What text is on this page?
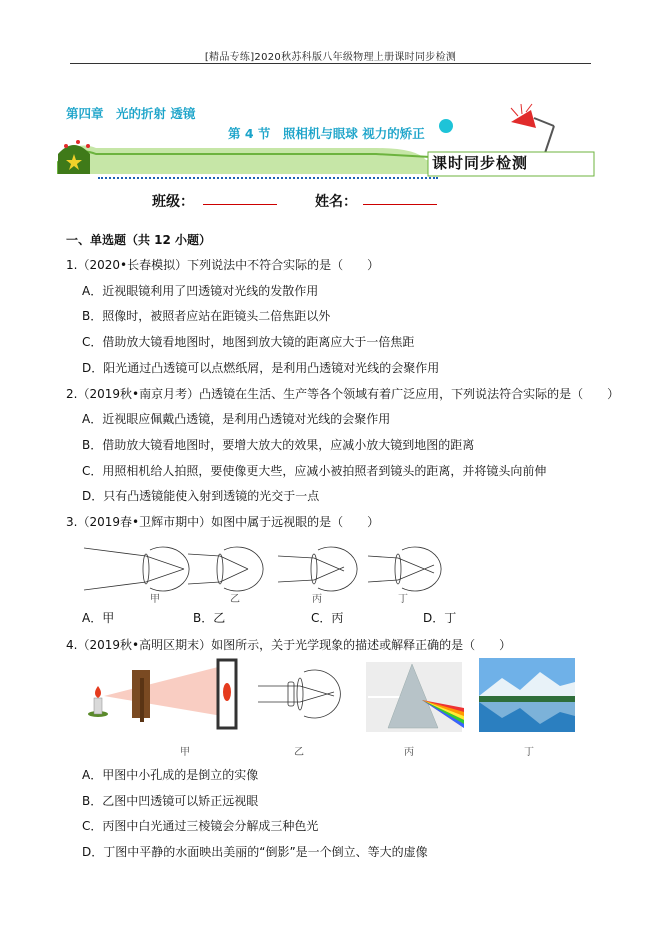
[精品专练]2020秋苏科版八年级物理上册课时同步检测
第四章　光的折射 透镜
第 4 节　照相机与眼球 视力的矫正
课时同步检测
班级：	姓名：
一、单选题（共 12 小题）
1.（2020•长春模拟）下列说法中不符合实际的是（　　）
A．近视眼镜利用了凹透镜对光线的发散作用
B．照像时，被照者应站在距镜头二倍焦距以外
C．借助放大镜看地图时，地图到放大镜的距离应大于一倍焦距
D．阳光通过凸透镜可以点燃纸屑，是利用凸透镜对光线的会聚作用
2.（2019秋•南京月考）凸透镜在生活、生产等各个领域有着广泛应用，下列说法符合实际的是（　　）
A．近视眼应佩戴凸透镜，是利用凸透镜对光线的会聚作用
B．借助放大镜看地图时，要增大放大的效果，应减小放大镜到地图的距离
C．用照相机给人拍照，要使像更大些，应减小被拍照者到镜头的距离，并将镜头向前伸
D．只有凸透镜能使入射到透镜的光交于一点
3.（2019春•卫辉市期中）如图中属于远视眼的是（　　）
甲	乙	丙	丁
A．甲	B．乙	C．丙	D．丁
4.（2019秋•高明区期末）如图所示，关于光学现象的描述或解释正确的是（　　）
甲	乙	丙	丁
A．甲图中小孔成的是倒立的实像
B．乙图中凹透镜可以矫正远视眼
C．丙图中白光通过三棱镜会分解成三种色光
D．丁图中平静的水面映出美丽的“倒影”是一个倒立、等大的虚像
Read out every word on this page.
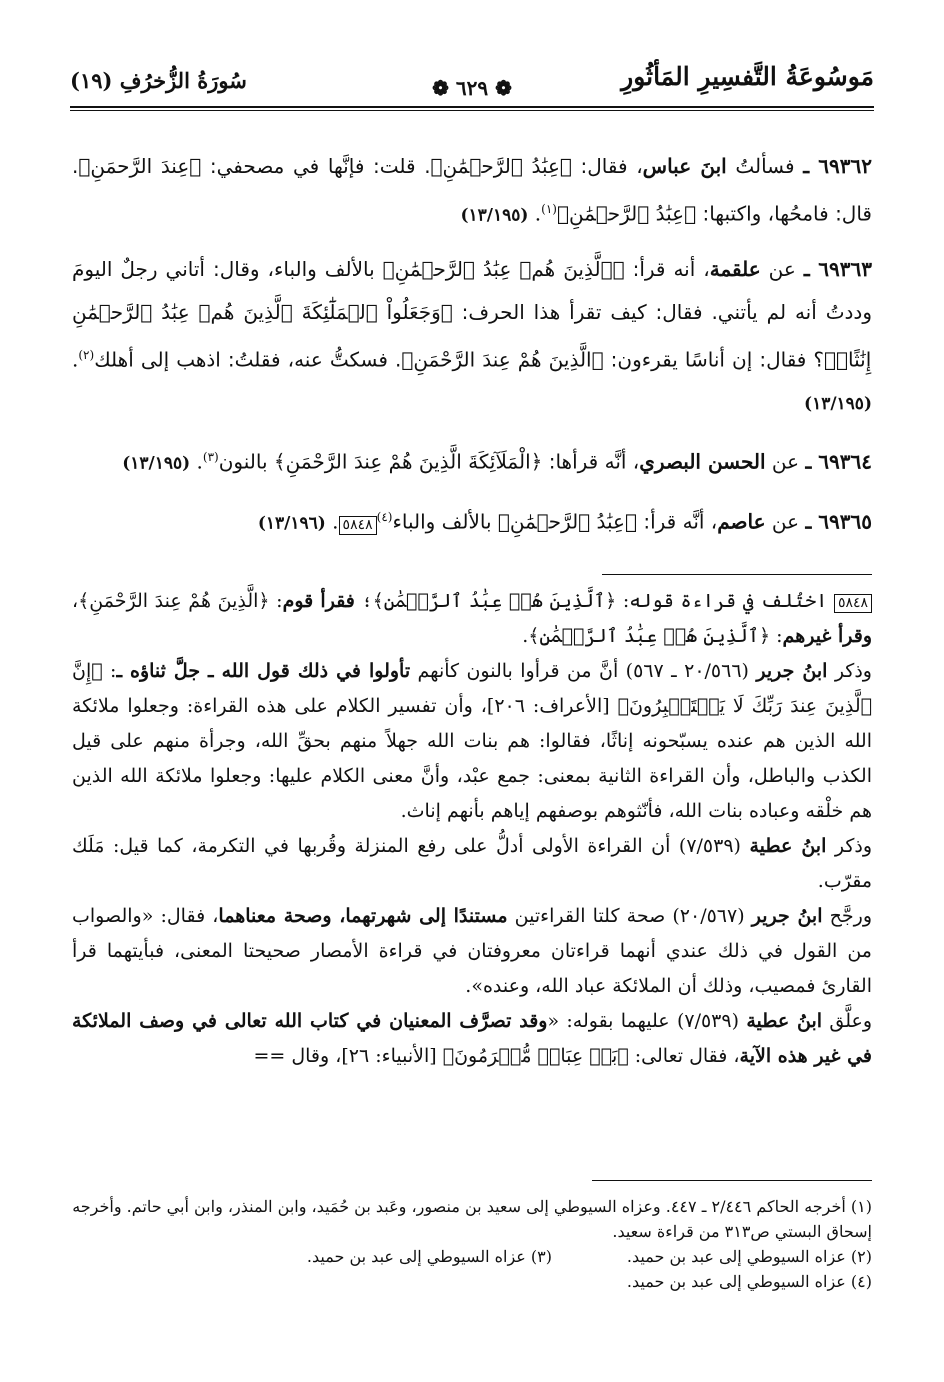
مَوسُوعَةُ التَّفسِيرِ المَأثُورِ
❁ ٦٢٩ ❁
سُورَةُ الزُّخرُفِ (١٩)

٦٩٣٦٢ ـ فسألتُ ابنَ عباس، فقال: ﴿عِبَٰدُ ٱلرَّحۡمَٰنِ﴾. قلت: فإنَّها في مصحفي: ﴿عِندَ الرَّحمَنِ﴾. قال: فامحُها، واكتبها: ﴿عِبَٰدُ ٱلرَّحۡمَٰنِ﴾$^{(١)}$. (١٣/١٩٥)

٦٩٣٦٣ ـ عن علقمة، أنه قرأ: ﴿ٱلَّذِينَ هُمۡ عِبَٰدُ ٱلرَّحۡمَٰنِ﴾ بالألف والباء، وقال: أتاني رجلٌ اليومَ وددتُ أنه لم يأتني. فقال: كيف تقرأ هذا الحرف: ﴿وَجَعَلُواْ ٱلۡمَلَٰٓئِكَةَ ٱلَّذِينَ هُمۡ عِبَٰدُ ٱلرَّحۡمَٰنِ إِنَٰثًاۚ﴾؟ فقال: إن أناسًا يقرءون: ﴿الَّذِينَ هُمْ عِندَ الرَّحْمَنِ﴾. فسكتُّ عنه، فقلتُ: اذهب إلى أهلك$^{(٢)}$. (١٣/١٩٥)

٦٩٣٦٤ ـ عن الحسن البصري، أنَّه قرأها: ﴿الْمَلَآئِكَةَ الَّذِينَ هُمْ عِندَ الرَّحْمَنِ﴾ بالنون$^{(٣)}$. (١٣/١٩٥)

٦٩٣٦٥ ـ عن عاصم، أنَّه قرأ: ﴿عِبَٰدُ ٱلرَّحۡمَٰنِ﴾ بالألف والباء$^{(٤)}$٥٨٤٨. (١٣/١٩٦)

٥٨٤٨ اختُلف في قراءة قوله: ﴿ٱلَّذِينَ هُمۡ عِبَٰدُ ٱلرَّحۡمَٰنِ﴾؛ فقرأ قوم: ﴿الَّذِينَ هُمْ عِندَ الرَّحْمَنِ﴾، وقرأ غيرهم: ﴿ٱلَّذِينَ هُمۡ عِبَٰدُ ٱلرَّحۡمَٰنِ﴾.

وذكر ابنُ جرير (٢٠/٥٦٦ ـ ٥٦٧) أنَّ من قرأوا بالنون كأنهم تأولوا في ذلك قول الله ـ جلَّ ثناؤه ـ: ﴿إِنَّ ٱلَّذِينَ عِندَ رَبِّكَ لَا يَسۡتَكۡبِرُونَ﴾ [الأعراف: ٢٠٦]، وأن تفسير الكلام على هذه القراءة: وجعلوا ملائكة الله الذين هم عنده يسبّحونه إناثًا، فقالوا: هم بنات الله جهلاً منهم بحقِّ الله، وجرأة منهم على قيل الكذب والباطل، وأن القراءة الثانية بمعنى: جمع عبْد، وأنَّ معنى الكلام عليها: وجعلوا ملائكة الله الذين هم خلْقه وعباده بنات الله، فأنّثوهم بوصفهم إياهم بأنهم إناث.

وذكر ابنُ عطية (٧/٥٣٩) أن القراءة الأولى أدلُّ على رفع المنزلة وقُربها في التكرمة، كما قيل: مَلَك مقرّب.

ورجَّح ابنُ جرير (٢٠/٥٦٧) صحة كلتا القراءتين مستندًا إلى شهرتهما، وصحة معناهما، فقال: «والصواب من القول في ذلك عندي أنهما قراءتان معروفتان في قراءة الأمصار صحيحتا المعنى، فبأيتهما قرأ القارئ فمصيب، وذلك أن الملائكة عباد الله، وعنده».

وعلَّق ابنُ عطية (٧/٥٣٩) عليهما بقوله: «وقد تصرَّف المعنيان في كتاب الله تعالى في وصف الملائكة في غير هذه الآية، فقال تعالى: ﴿بَلۡ عِبَادٞ مُّكۡرَمُونَ﴾ [الأنبياء: ٢٦]، وقال ==

(١) أخرجه الحاكم ٢/٤٤٦ ـ ٤٤٧. وعزاه السيوطي إلى سعيد بن منصور، وعَبد بن حُمَيد، وابن المنذر، وابن أبي حاتم. وأخرجه إسحاق البستي ص٣١٣ من قراءة سعيد.

(٢) عزاه السيوطي إلى عبد بن حميد.
(٣) عزاه السيوطي إلى عبد بن حميد.

(٤) عزاه السيوطي إلى عبد بن حميد.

**Task to carry out**
Return the full material word for word. Do not include the pictures.

**Task result**
What text is on this page?
[精品专练]2020秋苏科版八年级物理上册课时同步检测
第四章　光的折射 透镜
第 4 节　照相机与眼球 视力的矫正
课时同步检测
班级：	姓名：
一、单选题（共 12 小题）
1.（2020•长春模拟）下列说法中不符合实际的是（　　）
A．近视眼镜利用了凹透镜对光线的发散作用
B．照像时，被照者应站在距镜头二倍焦距以外
C．借助放大镜看地图时，地图到放大镜的距离应大于一倍焦距
D．阳光通过凸透镜可以点燃纸屑，是利用凸透镜对光线的会聚作用
2.（2019秋•南京月考）凸透镜在生活、生产等各个领域有着广泛应用，下列说法符合实际的是（　　）
A．近视眼应佩戴凸透镜，是利用凸透镜对光线的会聚作用
B．借助放大镜看地图时，要增大放大的效果，应减小放大镜到地图的距离
C．用照相机给人拍照，要使像更大些，应减小被拍照者到镜头的距离，并将镜头向前伸
D．只有凸透镜能使入射到透镜的光交于一点
3.（2019春•卫辉市期中）如图中属于远视眼的是（　　）
甲	乙	丙	丁
A．甲	B．乙	C．丙	D．丁
4.（2019秋•高明区期末）如图所示，关于光学现象的描述或解释正确的是（　　）
甲	乙	丙	丁
A．甲图中小孔成的是倒立的实像
B．乙图中凹透镜可以矫正远视眼
C．丙图中白光通过三棱镜会分解成三种色光
D．丁图中平静的水面映出美丽的“倒影”是一个倒立、等大的虚像
Read out every word on this page.
مَوسُوعَةُ التَّفسِيرِ المَأثُورِ
❁ ٦٢٩ ❁
سُورَةُ الزُّخرُفِ (١٩)

٦٩٣٦٢ ـ فسألتُ ابنَ عباس، فقال: ﴿عِبَٰدُ ٱلرَّحۡمَٰنِ﴾. قلت: فإنَّها في مصحفي: ﴿عِندَ الرَّحمَنِ﴾. قال: فامحُها، واكتبها: ﴿عِبَٰدُ ٱلرَّحۡمَٰنِ﴾$^{(١)}$. (١٣/١٩٥)

٦٩٣٦٣ ـ عن علقمة، أنه قرأ: ﴿ٱلَّذِينَ هُمۡ عِبَٰدُ ٱلرَّحۡمَٰنِ﴾ بالألف والباء، وقال: أتاني رجلٌ اليومَ وددتُ أنه لم يأتني. فقال: كيف تقرأ هذا الحرف: ﴿وَجَعَلُواْ ٱلۡمَلَٰٓئِكَةَ ٱلَّذِينَ هُمۡ عِبَٰدُ ٱلرَّحۡمَٰنِ إِنَٰثًاۚ﴾؟ فقال: إن أناسًا يقرءون: ﴿الَّذِينَ هُمْ عِندَ الرَّحْمَنِ﴾. فسكتُّ عنه، فقلتُ: اذهب إلى أهلك$^{(٢)}$. (١٣/١٩٥)

٦٩٣٦٤ ـ عن الحسن البصري، أنَّه قرأها: ﴿الْمَلَآئِكَةَ الَّذِينَ هُمْ عِندَ الرَّحْمَنِ﴾ بالنون$^{(٣)}$. (١٣/١٩٥)

٦٩٣٦٥ ـ عن عاصم، أنَّه قرأ: ﴿عِبَٰدُ ٱلرَّحۡمَٰنِ﴾ بالألف والباء$^{(٤)}$٥٨٤٨. (١٣/١٩٦)

٥٨٤٨ اختُلف في قراءة قوله: ﴿ٱلَّذِينَ هُمۡ عِبَٰدُ ٱلرَّحۡمَٰنِ﴾؛ فقرأ قوم: ﴿الَّذِينَ هُمْ عِندَ الرَّحْمَنِ﴾، وقرأ غيرهم: ﴿ٱلَّذِينَ هُمۡ عِبَٰدُ ٱلرَّحۡمَٰنِ﴾.

وذكر ابنُ جرير (٢٠/٥٦٦ ـ ٥٦٧) أنَّ من قرأوا بالنون كأنهم تأولوا في ذلك قول الله ـ جلَّ ثناؤه ـ: ﴿إِنَّ ٱلَّذِينَ عِندَ رَبِّكَ لَا يَسۡتَكۡبِرُونَ﴾ [الأعراف: ٢٠٦]، وأن تفسير الكلام على هذه القراءة: وجعلوا ملائكة الله الذين هم عنده يسبّحونه إناثًا، فقالوا: هم بنات الله جهلاً منهم بحقِّ الله، وجرأة منهم على قيل الكذب والباطل، وأن القراءة الثانية بمعنى: جمع عبْد، وأنَّ معنى الكلام عليها: وجعلوا ملائكة الله الذين هم خلْقه وعباده بنات الله، فأنّثوهم بوصفهم إياهم بأنهم إناث.

وذكر ابنُ عطية (٧/٥٣٩) أن القراءة الأولى أدلُّ على رفع المنزلة وقُربها في التكرمة، كما قيل: مَلَك مقرّب.

ورجَّح ابنُ جرير (٢٠/٥٦٧) صحة كلتا القراءتين مستندًا إلى شهرتهما، وصحة معناهما، فقال: «والصواب من القول في ذلك عندي أنهما قراءتان معروفتان في قراءة الأمصار صحيحتا المعنى، فبأيتهما قرأ القارئ فمصيب، وذلك أن الملائكة عباد الله، وعنده».

وعلَّق ابنُ عطية (٧/٥٣٩) عليهما بقوله: «وقد تصرَّف المعنيان في كتاب الله تعالى في وصف الملائكة في غير هذه الآية، فقال تعالى: ﴿بَلۡ عِبَادٞ مُّكۡرَمُونَ﴾ [الأنبياء: ٢٦]، وقال ==

(١) أخرجه الحاكم ٢/٤٤٦ ـ ٤٤٧. وعزاه السيوطي إلى سعيد بن منصور، وعَبد بن حُمَيد، وابن المنذر، وابن أبي حاتم. وأخرجه إسحاق البستي ص٣١٣ من قراءة سعيد.

(٢) عزاه السيوطي إلى عبد بن حميد.
(٣) عزاه السيوطي إلى عبد بن حميد.

(٤) عزاه السيوطي إلى عبد بن حميد.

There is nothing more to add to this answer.